_Problem description_
Copy out the listing exactly.

_Data in this exercise_
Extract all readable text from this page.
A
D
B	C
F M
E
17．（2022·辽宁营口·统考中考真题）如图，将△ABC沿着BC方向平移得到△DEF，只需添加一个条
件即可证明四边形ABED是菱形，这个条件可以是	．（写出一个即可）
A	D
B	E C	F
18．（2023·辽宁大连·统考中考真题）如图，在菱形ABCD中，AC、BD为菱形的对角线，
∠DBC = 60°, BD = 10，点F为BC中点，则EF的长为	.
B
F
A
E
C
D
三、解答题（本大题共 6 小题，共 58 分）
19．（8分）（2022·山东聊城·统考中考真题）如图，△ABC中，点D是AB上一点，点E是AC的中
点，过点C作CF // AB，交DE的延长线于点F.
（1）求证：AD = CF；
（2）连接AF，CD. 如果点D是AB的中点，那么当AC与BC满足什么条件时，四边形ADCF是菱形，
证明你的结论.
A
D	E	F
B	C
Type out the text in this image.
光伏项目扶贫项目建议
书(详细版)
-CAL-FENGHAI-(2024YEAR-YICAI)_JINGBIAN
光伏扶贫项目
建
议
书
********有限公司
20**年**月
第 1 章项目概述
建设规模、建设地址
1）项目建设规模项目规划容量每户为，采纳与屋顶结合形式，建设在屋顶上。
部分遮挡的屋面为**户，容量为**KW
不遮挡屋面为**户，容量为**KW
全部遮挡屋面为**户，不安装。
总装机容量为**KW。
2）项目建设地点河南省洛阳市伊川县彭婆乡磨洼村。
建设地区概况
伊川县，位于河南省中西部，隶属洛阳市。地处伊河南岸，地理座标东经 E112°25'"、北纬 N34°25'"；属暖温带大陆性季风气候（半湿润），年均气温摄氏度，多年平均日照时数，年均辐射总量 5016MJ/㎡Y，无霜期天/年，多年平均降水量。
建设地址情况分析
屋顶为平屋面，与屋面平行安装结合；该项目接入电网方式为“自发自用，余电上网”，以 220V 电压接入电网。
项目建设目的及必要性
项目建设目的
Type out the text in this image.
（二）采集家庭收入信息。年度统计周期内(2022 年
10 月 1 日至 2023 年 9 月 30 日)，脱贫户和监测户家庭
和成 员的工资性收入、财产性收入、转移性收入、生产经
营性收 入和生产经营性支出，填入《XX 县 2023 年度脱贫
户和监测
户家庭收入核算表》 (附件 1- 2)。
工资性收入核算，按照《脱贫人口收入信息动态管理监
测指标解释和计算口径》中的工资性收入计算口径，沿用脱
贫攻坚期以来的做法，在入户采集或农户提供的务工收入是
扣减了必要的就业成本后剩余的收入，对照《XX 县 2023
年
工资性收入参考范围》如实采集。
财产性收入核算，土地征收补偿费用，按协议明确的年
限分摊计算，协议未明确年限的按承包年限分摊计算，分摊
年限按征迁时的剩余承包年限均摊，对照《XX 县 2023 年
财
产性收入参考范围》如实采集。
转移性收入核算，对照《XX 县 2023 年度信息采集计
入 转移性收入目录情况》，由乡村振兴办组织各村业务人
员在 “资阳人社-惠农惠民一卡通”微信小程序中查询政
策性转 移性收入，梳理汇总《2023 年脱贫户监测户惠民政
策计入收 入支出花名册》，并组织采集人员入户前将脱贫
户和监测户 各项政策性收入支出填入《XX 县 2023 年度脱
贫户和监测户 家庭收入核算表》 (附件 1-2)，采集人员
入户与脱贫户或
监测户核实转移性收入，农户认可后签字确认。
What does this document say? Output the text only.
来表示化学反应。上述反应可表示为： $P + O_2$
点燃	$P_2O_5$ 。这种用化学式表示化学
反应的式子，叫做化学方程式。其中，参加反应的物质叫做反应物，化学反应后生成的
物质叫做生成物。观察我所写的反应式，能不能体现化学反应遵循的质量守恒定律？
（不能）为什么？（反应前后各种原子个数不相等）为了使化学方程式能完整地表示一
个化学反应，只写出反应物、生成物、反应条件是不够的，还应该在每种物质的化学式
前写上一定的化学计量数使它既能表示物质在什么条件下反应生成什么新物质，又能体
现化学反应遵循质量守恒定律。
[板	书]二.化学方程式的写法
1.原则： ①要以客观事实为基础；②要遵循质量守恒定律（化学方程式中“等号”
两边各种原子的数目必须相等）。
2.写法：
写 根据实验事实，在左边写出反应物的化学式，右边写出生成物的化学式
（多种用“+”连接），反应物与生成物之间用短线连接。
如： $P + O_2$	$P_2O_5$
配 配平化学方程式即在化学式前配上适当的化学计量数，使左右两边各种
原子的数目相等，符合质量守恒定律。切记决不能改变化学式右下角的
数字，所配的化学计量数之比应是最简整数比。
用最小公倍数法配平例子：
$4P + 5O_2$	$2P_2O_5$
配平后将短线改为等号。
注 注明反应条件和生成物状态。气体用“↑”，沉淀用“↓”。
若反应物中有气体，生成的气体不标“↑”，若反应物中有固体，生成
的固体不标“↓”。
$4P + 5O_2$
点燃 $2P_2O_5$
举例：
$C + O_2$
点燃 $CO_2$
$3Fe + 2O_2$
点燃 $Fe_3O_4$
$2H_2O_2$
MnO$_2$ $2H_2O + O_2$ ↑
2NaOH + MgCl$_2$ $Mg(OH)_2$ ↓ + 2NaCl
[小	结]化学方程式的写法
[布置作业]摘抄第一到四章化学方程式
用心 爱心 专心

_Complete output_
Extract all readable text from this page.
A
D
B	C
F M
E
17．（2022·辽宁营口·统考中考真题）如图，将△ABC沿着BC方向平移得到△DEF，只需添加一个条
件即可证明四边形ABED是菱形，这个条件可以是	．（写出一个即可）
A	D
B	E C	F
18．（2023·辽宁大连·统考中考真题）如图，在菱形ABCD中，AC、BD为菱形的对角线，
∠DBC = 60°, BD = 10，点F为BC中点，则EF的长为	.
B
F
A
E
C
D
三、解答题（本大题共 6 小题，共 58 分）
19．（8分）（2022·山东聊城·统考中考真题）如图，△ABC中，点D是AB上一点，点E是AC的中
点，过点C作CF // AB，交DE的延长线于点F.
（1）求证：AD = CF；
（2）连接AF，CD. 如果点D是AB的中点，那么当AC与BC满足什么条件时，四边形ADCF是菱形，
证明你的结论.
A
D	E	F
B	C
Type out the text in this image.
光伏项目扶贫项目建议
书(详细版)
-CAL-FENGHAI-(2024YEAR-YICAI)_JINGBIAN
光伏扶贫项目
建
议
书
********有限公司
20**年**月
第 1 章项目概述
建设规模、建设地址
1）项目建设规模项目规划容量每户为，采纳与屋顶结合形式，建设在屋顶上。
部分遮挡的屋面为**户，容量为**KW
不遮挡屋面为**户，容量为**KW
全部遮挡屋面为**户，不安装。
总装机容量为**KW。
2）项目建设地点河南省洛阳市伊川县彭婆乡磨洼村。
建设地区概况
伊川县，位于河南省中西部，隶属洛阳市。地处伊河南岸，地理座标东经 E112°25'"、北纬 N34°25'"；属暖温带大陆性季风气候（半湿润），年均气温摄氏度，多年平均日照时数，年均辐射总量 5016MJ/㎡Y，无霜期天/年，多年平均降水量。
建设地址情况分析
屋顶为平屋面，与屋面平行安装结合；该项目接入电网方式为“自发自用，余电上网”，以 220V 电压接入电网。
项目建设目的及必要性
项目建设目的
Type out the text in this image.
（二）采集家庭收入信息。年度统计周期内(2022 年
10 月 1 日至 2023 年 9 月 30 日)，脱贫户和监测户家庭
和成 员的工资性收入、财产性收入、转移性收入、生产经
营性收 入和生产经营性支出，填入《XX 县 2023 年度脱贫
户和监测
户家庭收入核算表》 (附件 1- 2)。
工资性收入核算，按照《脱贫人口收入信息动态管理监
测指标解释和计算口径》中的工资性收入计算口径，沿用脱
贫攻坚期以来的做法，在入户采集或农户提供的务工收入是
扣减了必要的就业成本后剩余的收入，对照《XX 县 2023
年
工资性收入参考范围》如实采集。
财产性收入核算，土地征收补偿费用，按协议明确的年
限分摊计算，协议未明确年限的按承包年限分摊计算，分摊
年限按征迁时的剩余承包年限均摊，对照《XX 县 2023 年
财
产性收入参考范围》如实采集。
转移性收入核算，对照《XX 县 2023 年度信息采集计
入 转移性收入目录情况》，由乡村振兴办组织各村业务人
员在 “资阳人社-惠农惠民一卡通”微信小程序中查询政
策性转 移性收入，梳理汇总《2023 年脱贫户监测户惠民政
策计入收 入支出花名册》，并组织采集人员入户前将脱贫
户和监测户 各项政策性收入支出填入《XX 县 2023 年度脱
贫户和监测户 家庭收入核算表》 (附件 1-2)，采集人员
入户与脱贫户或
监测户核实转移性收入，农户认可后签字确认。
What does this document say? Output the text only.
来表示化学反应。上述反应可表示为： $P + O_2$
点燃	$P_2O_5$ 。这种用化学式表示化学
反应的式子，叫做化学方程式。其中，参加反应的物质叫做反应物，化学反应后生成的
物质叫做生成物。观察我所写的反应式，能不能体现化学反应遵循的质量守恒定律？
（不能）为什么？（反应前后各种原子个数不相等）为了使化学方程式能完整地表示一
个化学反应，只写出反应物、生成物、反应条件是不够的，还应该在每种物质的化学式
前写上一定的化学计量数使它既能表示物质在什么条件下反应生成什么新物质，又能体
现化学反应遵循质量守恒定律。
[板	书]二.化学方程式的写法
1.原则： ①要以客观事实为基础；②要遵循质量守恒定律（化学方程式中“等号”
两边各种原子的数目必须相等）。
2.写法：
写 根据实验事实，在左边写出反应物的化学式，右边写出生成物的化学式
（多种用“+”连接），反应物与生成物之间用短线连接。
如： $P + O_2$	$P_2O_5$
配 配平化学方程式即在化学式前配上适当的化学计量数，使左右两边各种
原子的数目相等，符合质量守恒定律。切记决不能改变化学式右下角的
数字，所配的化学计量数之比应是最简整数比。
用最小公倍数法配平例子：
$4P + 5O_2$	$2P_2O_5$
配平后将短线改为等号。
注 注明反应条件和生成物状态。气体用“↑”，沉淀用“↓”。
若反应物中有气体，生成的气体不标“↑”，若反应物中有固体，生成
的固体不标“↓”。
$4P + 5O_2$
点燃 $2P_2O_5$
举例：
$C + O_2$
点燃 $CO_2$
$3Fe + 2O_2$
点燃 $Fe_3O_4$
$2H_2O_2$
MnO$_2$ $2H_2O + O_2$ ↑
2NaOH + MgCl$_2$ $Mg(OH)_2$ ↓ + 2NaCl
[小	结]化学方程式的写法
[布置作业]摘抄第一到四章化学方程式
用心 爱心 专心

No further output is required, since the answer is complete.